Data excerpts
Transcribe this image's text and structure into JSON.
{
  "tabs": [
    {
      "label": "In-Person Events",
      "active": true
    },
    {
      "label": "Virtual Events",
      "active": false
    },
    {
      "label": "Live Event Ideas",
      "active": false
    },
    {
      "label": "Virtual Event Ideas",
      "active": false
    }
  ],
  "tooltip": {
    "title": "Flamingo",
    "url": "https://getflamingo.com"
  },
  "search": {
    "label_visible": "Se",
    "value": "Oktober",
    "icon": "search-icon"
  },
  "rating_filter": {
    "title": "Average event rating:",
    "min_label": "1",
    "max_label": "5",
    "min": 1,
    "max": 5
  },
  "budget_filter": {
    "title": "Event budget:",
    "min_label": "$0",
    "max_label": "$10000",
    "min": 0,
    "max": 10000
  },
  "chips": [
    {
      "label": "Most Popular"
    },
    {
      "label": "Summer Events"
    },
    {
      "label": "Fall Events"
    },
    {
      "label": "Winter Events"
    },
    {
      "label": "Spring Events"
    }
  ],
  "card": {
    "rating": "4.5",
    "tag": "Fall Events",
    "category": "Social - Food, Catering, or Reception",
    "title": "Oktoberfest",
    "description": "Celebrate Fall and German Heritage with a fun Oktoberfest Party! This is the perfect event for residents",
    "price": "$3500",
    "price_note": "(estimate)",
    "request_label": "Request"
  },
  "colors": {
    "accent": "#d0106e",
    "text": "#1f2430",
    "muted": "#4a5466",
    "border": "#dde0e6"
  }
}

- [TASK TO CARRY OUT]: Extract all lines as given.

- [EXERCISE ANSWER]:
Transcribe this image's text and structure into JSON.
{
  "tabs": [
    {
      "label": "In-Person Events",
      "active": true
    },
    {
      "label": "Virtual Events",
      "active": false
    },
    {
      "label": "Live Event Ideas",
      "active": false
    },
    {
      "label": "Virtual Event Ideas",
      "active": false
    }
  ],
  "tooltip": {
    "title": "Flamingo",
    "url": "https://getflamingo.com"
  },
  "search": {
    "label_visible": "Se",
    "value": "Oktober",
    "icon": "search-icon"
  },
  "rating_filter": {
    "title": "Average event rating:",
    "min_label": "1",
    "max_label": "5",
    "min": 1,
    "max": 5
  },
  "budget_filter": {
    "title": "Event budget:",
    "min_label": "$0",
    "max_label": "$10000",
    "min": 0,
    "max": 10000
  },
  "chips": [
    {
      "label": "Most Popular"
    },
    {
      "label": "Summer Events"
    },
    {
      "label": "Fall Events"
    },
    {
      "label": "Winter Events"
    },
    {
      "label": "Spring Events"
    }
  ],
  "card": {
    "rating": "4.5",
    "tag": "Fall Events",
    "category": "Social - Food, Catering, or Reception",
    "title": "Oktoberfest",
    "description": "Celebrate Fall and German Heritage with a fun Oktoberfest Party! This is the perfect event for residents",
    "price": "$3500",
    "price_note": "(estimate)",
    "request_label": "Request"
  },
  "colors": {
    "accent": "#d0106e",
    "text": "#1f2430",
    "muted": "#4a5466",
    "border": "#dde0e6"
  }
}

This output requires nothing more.